__Task statement__:
Every line of the material that follows must be printed again exactly.

-- BEGIN Supplied material --

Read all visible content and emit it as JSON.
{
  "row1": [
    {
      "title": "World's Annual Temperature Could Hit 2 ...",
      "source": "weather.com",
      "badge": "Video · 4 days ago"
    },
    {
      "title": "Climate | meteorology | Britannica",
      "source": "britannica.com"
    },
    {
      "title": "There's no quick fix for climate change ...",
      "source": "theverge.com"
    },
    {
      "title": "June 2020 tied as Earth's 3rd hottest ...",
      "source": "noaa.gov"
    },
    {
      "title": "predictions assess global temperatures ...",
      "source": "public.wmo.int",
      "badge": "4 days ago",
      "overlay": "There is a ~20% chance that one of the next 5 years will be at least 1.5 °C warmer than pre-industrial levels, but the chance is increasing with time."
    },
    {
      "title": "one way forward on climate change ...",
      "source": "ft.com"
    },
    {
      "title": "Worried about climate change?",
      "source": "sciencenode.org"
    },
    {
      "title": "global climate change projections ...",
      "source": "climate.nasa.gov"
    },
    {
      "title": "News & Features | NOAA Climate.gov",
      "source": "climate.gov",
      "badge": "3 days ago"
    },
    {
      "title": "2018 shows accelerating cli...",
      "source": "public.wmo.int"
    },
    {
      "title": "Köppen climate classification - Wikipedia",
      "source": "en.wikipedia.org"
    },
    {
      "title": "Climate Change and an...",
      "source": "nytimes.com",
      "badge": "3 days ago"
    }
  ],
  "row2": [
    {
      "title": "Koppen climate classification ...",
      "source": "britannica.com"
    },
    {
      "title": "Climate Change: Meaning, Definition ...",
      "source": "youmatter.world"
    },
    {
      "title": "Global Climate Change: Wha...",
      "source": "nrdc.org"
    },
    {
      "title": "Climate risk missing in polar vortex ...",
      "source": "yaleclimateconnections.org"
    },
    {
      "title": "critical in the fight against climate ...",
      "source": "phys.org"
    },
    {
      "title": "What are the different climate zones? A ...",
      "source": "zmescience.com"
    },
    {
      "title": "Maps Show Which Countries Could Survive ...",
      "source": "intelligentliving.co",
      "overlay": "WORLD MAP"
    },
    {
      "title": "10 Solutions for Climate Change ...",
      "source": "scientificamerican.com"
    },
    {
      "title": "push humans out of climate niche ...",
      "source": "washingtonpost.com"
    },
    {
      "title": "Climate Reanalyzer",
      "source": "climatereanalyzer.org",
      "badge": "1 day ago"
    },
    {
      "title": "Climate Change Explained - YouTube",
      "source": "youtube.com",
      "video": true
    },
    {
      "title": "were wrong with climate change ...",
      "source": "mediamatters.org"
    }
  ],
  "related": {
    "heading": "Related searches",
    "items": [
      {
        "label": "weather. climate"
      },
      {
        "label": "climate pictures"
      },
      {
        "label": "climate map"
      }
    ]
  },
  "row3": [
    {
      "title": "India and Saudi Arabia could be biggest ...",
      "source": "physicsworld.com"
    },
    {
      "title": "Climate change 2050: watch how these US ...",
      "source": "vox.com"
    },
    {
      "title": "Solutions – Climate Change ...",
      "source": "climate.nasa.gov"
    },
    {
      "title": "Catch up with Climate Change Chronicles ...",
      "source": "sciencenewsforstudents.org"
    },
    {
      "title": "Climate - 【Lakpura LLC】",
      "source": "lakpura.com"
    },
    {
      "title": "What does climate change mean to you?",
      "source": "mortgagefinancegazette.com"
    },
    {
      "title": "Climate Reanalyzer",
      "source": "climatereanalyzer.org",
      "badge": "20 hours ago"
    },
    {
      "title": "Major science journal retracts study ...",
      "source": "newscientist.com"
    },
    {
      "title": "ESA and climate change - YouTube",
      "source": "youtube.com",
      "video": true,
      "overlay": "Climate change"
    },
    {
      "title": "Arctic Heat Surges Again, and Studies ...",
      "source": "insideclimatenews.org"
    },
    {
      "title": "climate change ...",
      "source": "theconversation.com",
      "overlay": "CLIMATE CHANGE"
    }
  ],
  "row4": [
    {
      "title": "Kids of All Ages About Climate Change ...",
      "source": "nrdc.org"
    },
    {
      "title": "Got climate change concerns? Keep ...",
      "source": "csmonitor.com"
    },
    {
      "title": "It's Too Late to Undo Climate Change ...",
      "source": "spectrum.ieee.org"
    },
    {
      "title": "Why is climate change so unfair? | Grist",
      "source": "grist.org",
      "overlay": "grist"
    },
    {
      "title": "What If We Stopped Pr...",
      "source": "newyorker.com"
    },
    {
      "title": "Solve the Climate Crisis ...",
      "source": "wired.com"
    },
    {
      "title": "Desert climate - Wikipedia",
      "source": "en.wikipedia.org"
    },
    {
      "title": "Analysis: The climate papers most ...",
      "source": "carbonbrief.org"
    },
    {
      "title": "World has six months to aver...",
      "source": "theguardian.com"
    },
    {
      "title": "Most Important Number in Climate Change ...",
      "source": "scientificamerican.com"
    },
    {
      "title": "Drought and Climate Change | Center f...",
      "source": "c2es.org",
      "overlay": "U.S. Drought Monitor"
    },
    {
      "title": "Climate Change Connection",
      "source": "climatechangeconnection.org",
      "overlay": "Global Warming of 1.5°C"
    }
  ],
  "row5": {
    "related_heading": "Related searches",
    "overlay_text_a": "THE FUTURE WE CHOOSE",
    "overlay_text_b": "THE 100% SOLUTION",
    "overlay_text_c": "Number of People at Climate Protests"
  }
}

-- END Supplied material --

__Completed task__:
Read all visible content and emit it as JSON.
{
  "row1": [
    {
      "title": "World's Annual Temperature Could Hit 2 ...",
      "source": "weather.com",
      "badge": "Video · 4 days ago"
    },
    {
      "title": "Climate | meteorology | Britannica",
      "source": "britannica.com"
    },
    {
      "title": "There's no quick fix for climate change ...",
      "source": "theverge.com"
    },
    {
      "title": "June 2020 tied as Earth's 3rd hottest ...",
      "source": "noaa.gov"
    },
    {
      "title": "predictions assess global temperatures ...",
      "source": "public.wmo.int",
      "badge": "4 days ago",
      "overlay": "There is a ~20% chance that one of the next 5 years will be at least 1.5 °C warmer than pre-industrial levels, but the chance is increasing with time."
    },
    {
      "title": "one way forward on climate change ...",
      "source": "ft.com"
    },
    {
      "title": "Worried about climate change?",
      "source": "sciencenode.org"
    },
    {
      "title": "global climate change projections ...",
      "source": "climate.nasa.gov"
    },
    {
      "title": "News & Features | NOAA Climate.gov",
      "source": "climate.gov",
      "badge": "3 days ago"
    },
    {
      "title": "2018 shows accelerating cli...",
      "source": "public.wmo.int"
    },
    {
      "title": "Köppen climate classification - Wikipedia",
      "source": "en.wikipedia.org"
    },
    {
      "title": "Climate Change and an...",
      "source": "nytimes.com",
      "badge": "3 days ago"
    }
  ],
  "row2": [
    {
      "title": "Koppen climate classification ...",
      "source": "britannica.com"
    },
    {
      "title": "Climate Change: Meaning, Definition ...",
      "source": "youmatter.world"
    },
    {
      "title": "Global Climate Change: Wha...",
      "source": "nrdc.org"
    },
    {
      "title": "Climate risk missing in polar vortex ...",
      "source": "yaleclimateconnections.org"
    },
    {
      "title": "critical in the fight against climate ...",
      "source": "phys.org"
    },
    {
      "title": "What are the different climate zones? A ...",
      "source": "zmescience.com"
    },
    {
      "title": "Maps Show Which Countries Could Survive ...",
      "source": "intelligentliving.co",
      "overlay": "WORLD MAP"
    },
    {
      "title": "10 Solutions for Climate Change ...",
      "source": "scientificamerican.com"
    },
    {
      "title": "push humans out of climate niche ...",
      "source": "washingtonpost.com"
    },
    {
      "title": "Climate Reanalyzer",
      "source": "climatereanalyzer.org",
      "badge": "1 day ago"
    },
    {
      "title": "Climate Change Explained - YouTube",
      "source": "youtube.com",
      "video": true
    },
    {
      "title": "were wrong with climate change ...",
      "source": "mediamatters.org"
    }
  ],
  "related": {
    "heading": "Related searches",
    "items": [
      {
        "label": "weather. climate"
      },
      {
        "label": "climate pictures"
      },
      {
        "label": "climate map"
      }
    ]
  },
  "row3": [
    {
      "title": "India and Saudi Arabia could be biggest ...",
      "source": "physicsworld.com"
    },
    {
      "title": "Climate change 2050: watch how these US ...",
      "source": "vox.com"
    },
    {
      "title": "Solutions – Climate Change ...",
      "source": "climate.nasa.gov"
    },
    {
      "title": "Catch up with Climate Change Chronicles ...",
      "source": "sciencenewsforstudents.org"
    },
    {
      "title": "Climate - 【Lakpura LLC】",
      "source": "lakpura.com"
    },
    {
      "title": "What does climate change mean to you?",
      "source": "mortgagefinancegazette.com"
    },
    {
      "title": "Climate Reanalyzer",
      "source": "climatereanalyzer.org",
      "badge": "20 hours ago"
    },
    {
      "title": "Major science journal retracts study ...",
      "source": "newscientist.com"
    },
    {
      "title": "ESA and climate change - YouTube",
      "source": "youtube.com",
      "video": true,
      "overlay": "Climate change"
    },
    {
      "title": "Arctic Heat Surges Again, and Studies ...",
      "source": "insideclimatenews.org"
    },
    {
      "title": "climate change ...",
      "source": "theconversation.com",
      "overlay": "CLIMATE CHANGE"
    }
  ],
  "row4": [
    {
      "title": "Kids of All Ages About Climate Change ...",
      "source": "nrdc.org"
    },
    {
      "title": "Got climate change concerns? Keep ...",
      "source": "csmonitor.com"
    },
    {
      "title": "It's Too Late to Undo Climate Change ...",
      "source": "spectrum.ieee.org"
    },
    {
      "title": "Why is climate change so unfair? | Grist",
      "source": "grist.org",
      "overlay": "grist"
    },
    {
      "title": "What If We Stopped Pr...",
      "source": "newyorker.com"
    },
    {
      "title": "Solve the Climate Crisis ...",
      "source": "wired.com"
    },
    {
      "title": "Desert climate - Wikipedia",
      "source": "en.wikipedia.org"
    },
    {
      "title": "Analysis: The climate papers most ...",
      "source": "carbonbrief.org"
    },
    {
      "title": "World has six months to aver...",
      "source": "theguardian.com"
    },
    {
      "title": "Most Important Number in Climate Change ...",
      "source": "scientificamerican.com"
    },
    {
      "title": "Drought and Climate Change | Center f...",
      "source": "c2es.org",
      "overlay": "U.S. Drought Monitor"
    },
    {
      "title": "Climate Change Connection",
      "source": "climatechangeconnection.org",
      "overlay": "Global Warming of 1.5°C"
    }
  ],
  "row5": {
    "related_heading": "Related searches",
    "overlay_text_a": "THE FUTURE WE CHOOSE",
    "overlay_text_b": "THE 100% SOLUTION",
    "overlay_text_c": "Number of People at Climate Protests"
  }
}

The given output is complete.